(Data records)
_ _ _ _

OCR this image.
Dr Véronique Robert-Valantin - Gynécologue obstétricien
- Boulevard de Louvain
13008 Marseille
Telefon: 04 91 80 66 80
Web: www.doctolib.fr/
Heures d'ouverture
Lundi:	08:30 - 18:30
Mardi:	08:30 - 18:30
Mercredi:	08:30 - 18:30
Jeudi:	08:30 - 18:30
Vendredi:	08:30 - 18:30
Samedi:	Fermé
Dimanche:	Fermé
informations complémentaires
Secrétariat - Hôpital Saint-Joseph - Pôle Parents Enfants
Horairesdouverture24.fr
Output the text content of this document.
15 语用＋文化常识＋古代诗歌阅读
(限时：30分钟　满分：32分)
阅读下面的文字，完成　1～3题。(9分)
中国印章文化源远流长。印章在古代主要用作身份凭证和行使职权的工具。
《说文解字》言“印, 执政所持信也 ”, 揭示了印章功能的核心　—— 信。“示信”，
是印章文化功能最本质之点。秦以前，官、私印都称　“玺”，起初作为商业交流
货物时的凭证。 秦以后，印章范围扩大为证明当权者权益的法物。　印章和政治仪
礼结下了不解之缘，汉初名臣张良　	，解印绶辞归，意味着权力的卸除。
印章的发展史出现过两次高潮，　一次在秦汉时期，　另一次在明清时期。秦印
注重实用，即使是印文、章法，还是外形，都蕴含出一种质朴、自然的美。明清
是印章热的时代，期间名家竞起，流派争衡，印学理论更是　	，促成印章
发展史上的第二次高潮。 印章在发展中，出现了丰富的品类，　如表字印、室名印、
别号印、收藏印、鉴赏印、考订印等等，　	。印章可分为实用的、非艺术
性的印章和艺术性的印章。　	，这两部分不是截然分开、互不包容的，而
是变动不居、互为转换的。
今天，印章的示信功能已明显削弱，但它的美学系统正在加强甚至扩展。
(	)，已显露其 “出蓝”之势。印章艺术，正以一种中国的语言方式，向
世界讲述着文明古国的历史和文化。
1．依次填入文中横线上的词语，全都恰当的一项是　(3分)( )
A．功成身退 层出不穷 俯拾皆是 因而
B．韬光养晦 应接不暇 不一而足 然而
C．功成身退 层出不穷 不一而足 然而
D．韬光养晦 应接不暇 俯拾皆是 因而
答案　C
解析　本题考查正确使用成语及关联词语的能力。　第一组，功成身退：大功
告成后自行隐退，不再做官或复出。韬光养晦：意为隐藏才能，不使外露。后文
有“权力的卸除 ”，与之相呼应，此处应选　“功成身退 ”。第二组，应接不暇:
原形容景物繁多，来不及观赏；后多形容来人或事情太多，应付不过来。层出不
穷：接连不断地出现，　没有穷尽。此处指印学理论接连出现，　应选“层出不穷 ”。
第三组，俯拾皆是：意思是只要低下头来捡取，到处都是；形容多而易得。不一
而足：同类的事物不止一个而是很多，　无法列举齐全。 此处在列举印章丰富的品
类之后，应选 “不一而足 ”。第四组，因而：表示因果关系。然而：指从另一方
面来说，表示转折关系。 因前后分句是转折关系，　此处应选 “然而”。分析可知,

_ _ _ _

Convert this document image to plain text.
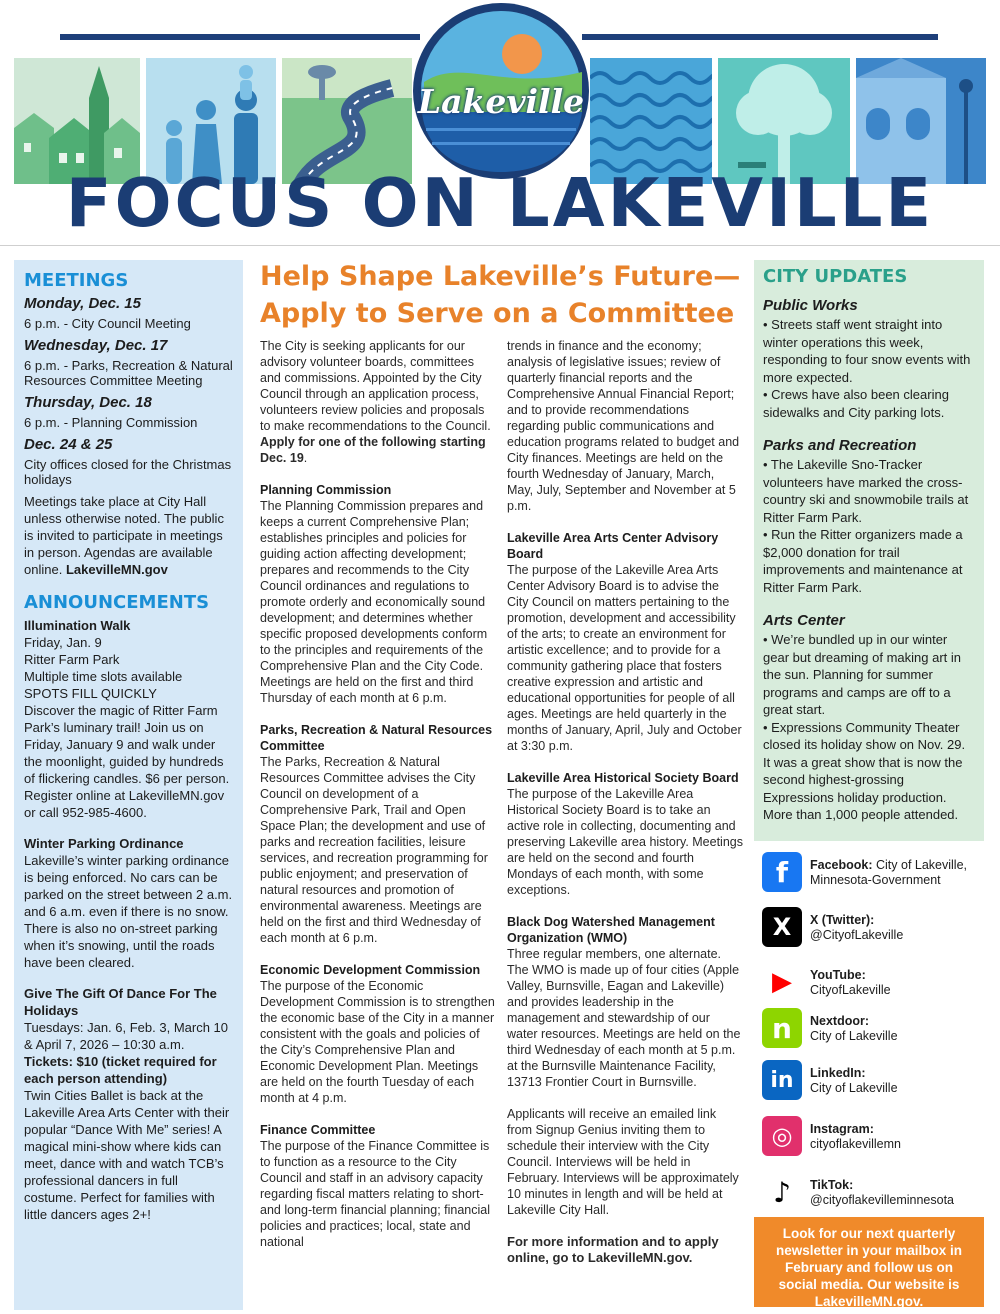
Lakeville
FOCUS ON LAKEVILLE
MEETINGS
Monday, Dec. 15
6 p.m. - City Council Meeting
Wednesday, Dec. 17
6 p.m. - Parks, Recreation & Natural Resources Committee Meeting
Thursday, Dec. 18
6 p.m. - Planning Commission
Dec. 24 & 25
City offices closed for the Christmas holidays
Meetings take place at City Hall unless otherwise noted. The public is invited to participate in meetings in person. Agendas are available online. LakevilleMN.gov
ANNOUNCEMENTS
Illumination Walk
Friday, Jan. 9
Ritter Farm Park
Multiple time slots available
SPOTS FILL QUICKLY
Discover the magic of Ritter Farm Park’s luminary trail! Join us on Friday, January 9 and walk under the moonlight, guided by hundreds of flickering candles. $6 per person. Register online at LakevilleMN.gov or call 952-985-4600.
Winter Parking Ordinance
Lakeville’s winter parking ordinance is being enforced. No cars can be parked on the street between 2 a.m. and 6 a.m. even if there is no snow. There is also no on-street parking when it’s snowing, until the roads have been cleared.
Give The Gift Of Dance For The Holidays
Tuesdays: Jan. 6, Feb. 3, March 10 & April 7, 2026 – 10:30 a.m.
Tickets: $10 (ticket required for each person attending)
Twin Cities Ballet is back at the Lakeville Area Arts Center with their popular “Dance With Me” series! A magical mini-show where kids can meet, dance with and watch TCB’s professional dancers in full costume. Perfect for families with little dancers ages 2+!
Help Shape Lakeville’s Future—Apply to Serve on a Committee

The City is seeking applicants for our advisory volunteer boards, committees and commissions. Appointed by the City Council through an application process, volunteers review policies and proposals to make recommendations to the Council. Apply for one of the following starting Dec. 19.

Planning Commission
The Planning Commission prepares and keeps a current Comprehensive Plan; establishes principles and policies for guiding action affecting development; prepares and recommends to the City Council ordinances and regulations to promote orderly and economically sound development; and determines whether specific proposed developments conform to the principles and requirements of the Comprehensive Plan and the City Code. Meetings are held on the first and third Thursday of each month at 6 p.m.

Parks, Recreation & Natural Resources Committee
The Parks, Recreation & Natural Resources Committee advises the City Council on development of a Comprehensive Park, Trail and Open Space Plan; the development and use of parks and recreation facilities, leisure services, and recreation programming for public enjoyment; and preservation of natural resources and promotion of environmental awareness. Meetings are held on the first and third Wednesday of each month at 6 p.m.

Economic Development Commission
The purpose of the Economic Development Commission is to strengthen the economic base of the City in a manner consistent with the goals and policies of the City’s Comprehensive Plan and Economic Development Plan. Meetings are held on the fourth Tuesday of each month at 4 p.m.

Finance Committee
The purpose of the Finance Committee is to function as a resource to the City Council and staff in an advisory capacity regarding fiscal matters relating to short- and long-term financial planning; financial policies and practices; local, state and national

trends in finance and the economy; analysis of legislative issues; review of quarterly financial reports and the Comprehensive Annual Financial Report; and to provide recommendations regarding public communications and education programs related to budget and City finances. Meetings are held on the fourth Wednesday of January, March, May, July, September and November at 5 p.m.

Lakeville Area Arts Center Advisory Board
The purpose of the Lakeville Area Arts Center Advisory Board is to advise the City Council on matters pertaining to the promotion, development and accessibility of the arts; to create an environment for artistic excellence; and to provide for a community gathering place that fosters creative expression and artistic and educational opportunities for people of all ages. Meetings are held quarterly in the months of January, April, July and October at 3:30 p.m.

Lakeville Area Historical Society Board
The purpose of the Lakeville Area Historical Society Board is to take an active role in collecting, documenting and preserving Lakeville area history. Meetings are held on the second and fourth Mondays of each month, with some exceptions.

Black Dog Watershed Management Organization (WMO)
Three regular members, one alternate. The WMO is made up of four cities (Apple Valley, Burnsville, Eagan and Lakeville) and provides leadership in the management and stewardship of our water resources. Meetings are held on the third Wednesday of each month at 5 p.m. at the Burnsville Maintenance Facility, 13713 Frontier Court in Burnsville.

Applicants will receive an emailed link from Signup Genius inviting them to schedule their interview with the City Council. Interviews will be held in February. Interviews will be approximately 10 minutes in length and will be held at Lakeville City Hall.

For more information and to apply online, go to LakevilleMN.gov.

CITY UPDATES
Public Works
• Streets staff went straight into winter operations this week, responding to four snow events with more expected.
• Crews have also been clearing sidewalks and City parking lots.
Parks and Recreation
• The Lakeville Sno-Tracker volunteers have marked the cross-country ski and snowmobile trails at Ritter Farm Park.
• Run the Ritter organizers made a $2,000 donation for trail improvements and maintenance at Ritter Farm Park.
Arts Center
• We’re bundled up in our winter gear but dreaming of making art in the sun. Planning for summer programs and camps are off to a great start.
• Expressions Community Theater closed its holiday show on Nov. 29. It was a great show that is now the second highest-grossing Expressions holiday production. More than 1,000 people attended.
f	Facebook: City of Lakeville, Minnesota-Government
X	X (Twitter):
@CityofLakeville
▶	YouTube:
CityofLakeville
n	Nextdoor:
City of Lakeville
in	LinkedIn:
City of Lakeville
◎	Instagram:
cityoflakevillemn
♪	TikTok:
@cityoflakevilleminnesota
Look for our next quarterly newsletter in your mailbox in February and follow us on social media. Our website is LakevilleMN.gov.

_ _ _ _

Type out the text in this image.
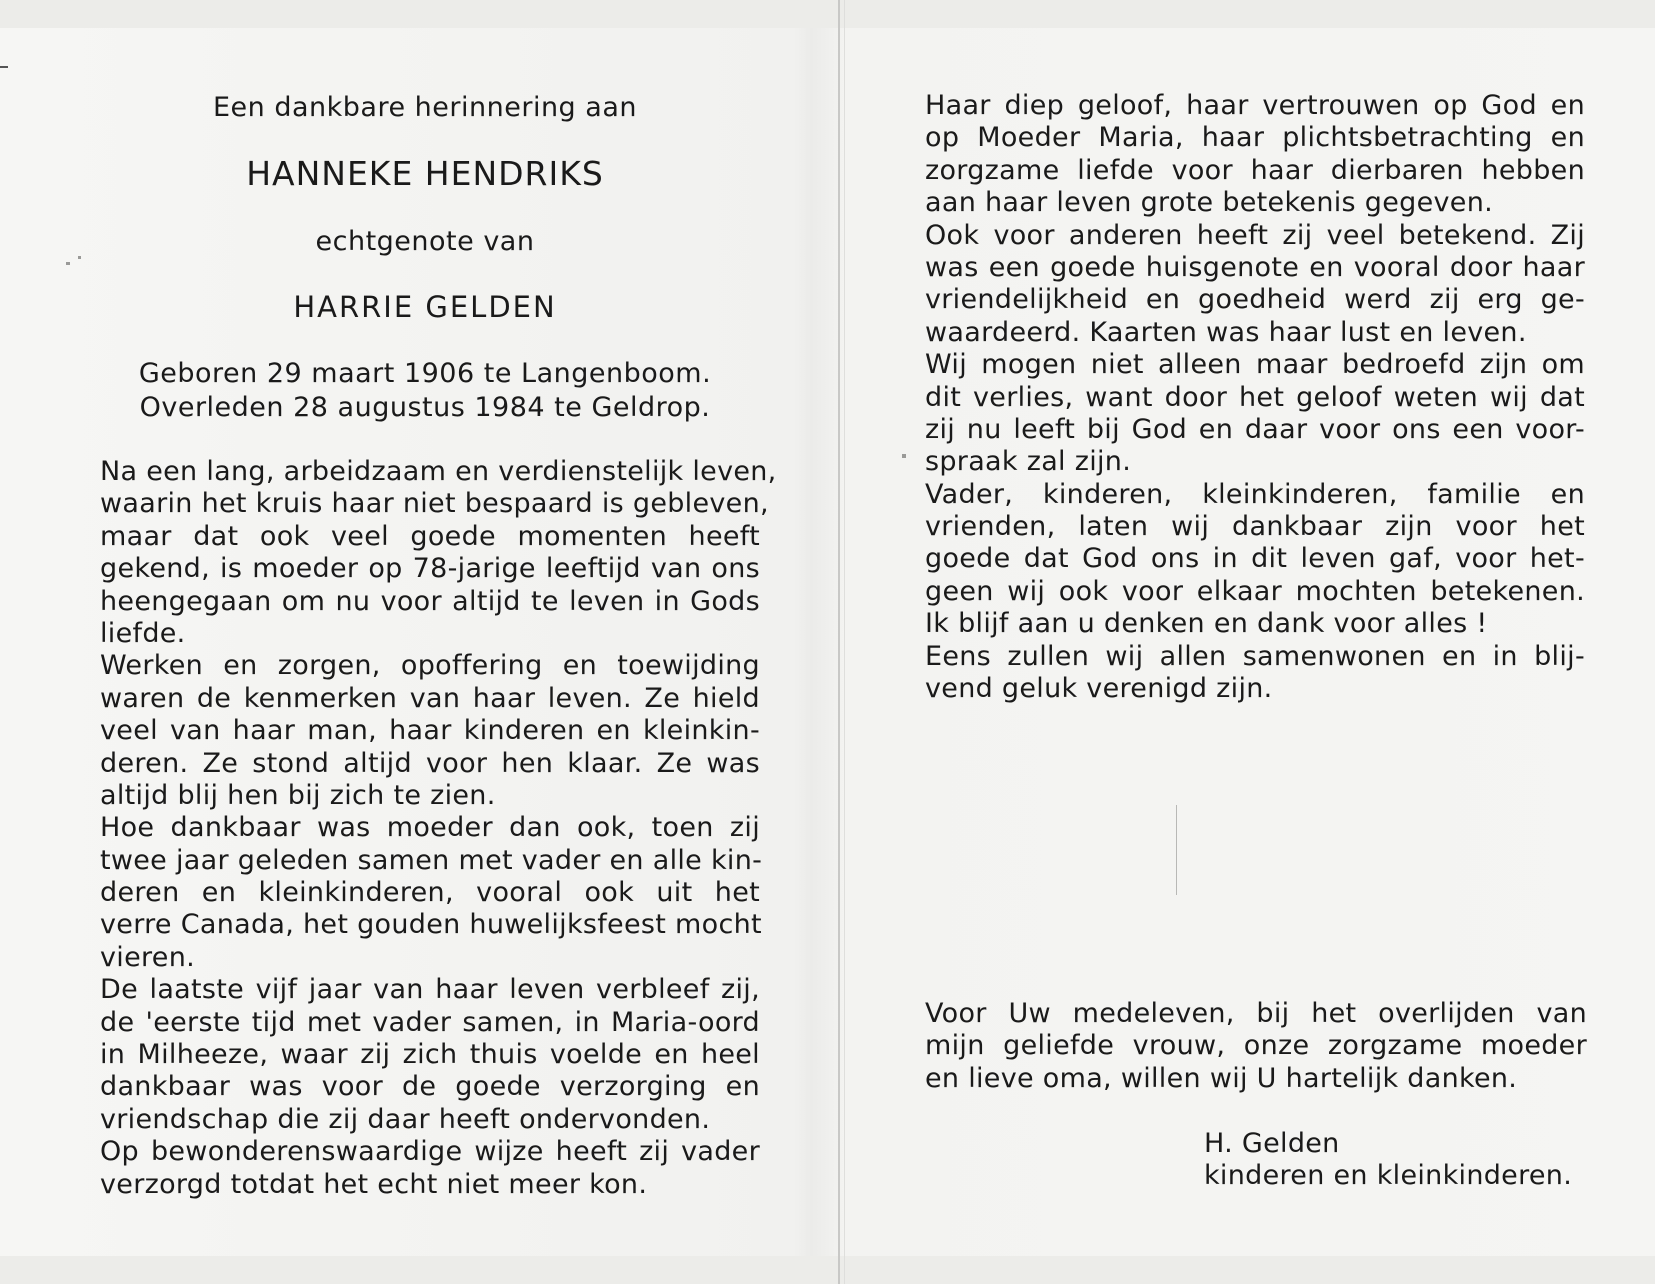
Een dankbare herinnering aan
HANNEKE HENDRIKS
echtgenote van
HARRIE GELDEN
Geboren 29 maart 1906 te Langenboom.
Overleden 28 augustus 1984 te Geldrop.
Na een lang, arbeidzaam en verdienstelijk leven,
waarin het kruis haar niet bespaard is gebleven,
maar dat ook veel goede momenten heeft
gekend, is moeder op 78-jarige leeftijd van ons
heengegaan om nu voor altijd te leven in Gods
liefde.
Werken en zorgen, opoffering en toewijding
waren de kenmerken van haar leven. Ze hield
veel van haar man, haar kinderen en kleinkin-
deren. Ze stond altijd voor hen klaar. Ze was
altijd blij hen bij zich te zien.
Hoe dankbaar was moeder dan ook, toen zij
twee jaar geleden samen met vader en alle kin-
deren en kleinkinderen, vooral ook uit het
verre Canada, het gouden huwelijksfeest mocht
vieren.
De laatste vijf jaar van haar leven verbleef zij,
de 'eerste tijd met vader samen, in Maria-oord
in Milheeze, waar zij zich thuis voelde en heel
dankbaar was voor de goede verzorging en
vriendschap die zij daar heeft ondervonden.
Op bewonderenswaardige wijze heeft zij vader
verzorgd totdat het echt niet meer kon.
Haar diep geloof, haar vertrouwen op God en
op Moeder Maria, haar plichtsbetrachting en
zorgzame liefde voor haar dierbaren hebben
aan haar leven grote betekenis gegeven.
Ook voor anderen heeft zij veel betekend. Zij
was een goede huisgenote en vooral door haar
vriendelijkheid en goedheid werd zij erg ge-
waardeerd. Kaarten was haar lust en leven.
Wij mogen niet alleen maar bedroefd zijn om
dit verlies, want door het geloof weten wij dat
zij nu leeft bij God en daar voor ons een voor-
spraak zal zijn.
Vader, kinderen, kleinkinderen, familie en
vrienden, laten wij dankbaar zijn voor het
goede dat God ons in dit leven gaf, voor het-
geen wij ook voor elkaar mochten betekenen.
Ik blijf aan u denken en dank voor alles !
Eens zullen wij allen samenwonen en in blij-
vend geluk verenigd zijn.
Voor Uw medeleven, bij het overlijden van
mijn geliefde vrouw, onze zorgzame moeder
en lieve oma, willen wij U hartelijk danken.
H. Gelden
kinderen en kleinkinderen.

_ _ _ _

**WRITTEN INSTRUCTION**
Within the data above, pick out all lines holding the word "Historical".

**RIGHT ANSWER**
Lakeville Area Historical Society Board
The purpose of the Lakeville Area Historical Society Board is to take an active role in collecting, documenting and preserving Lakeville area history. Meetings are held on the second and fourth Mondays of each month, with some exceptions.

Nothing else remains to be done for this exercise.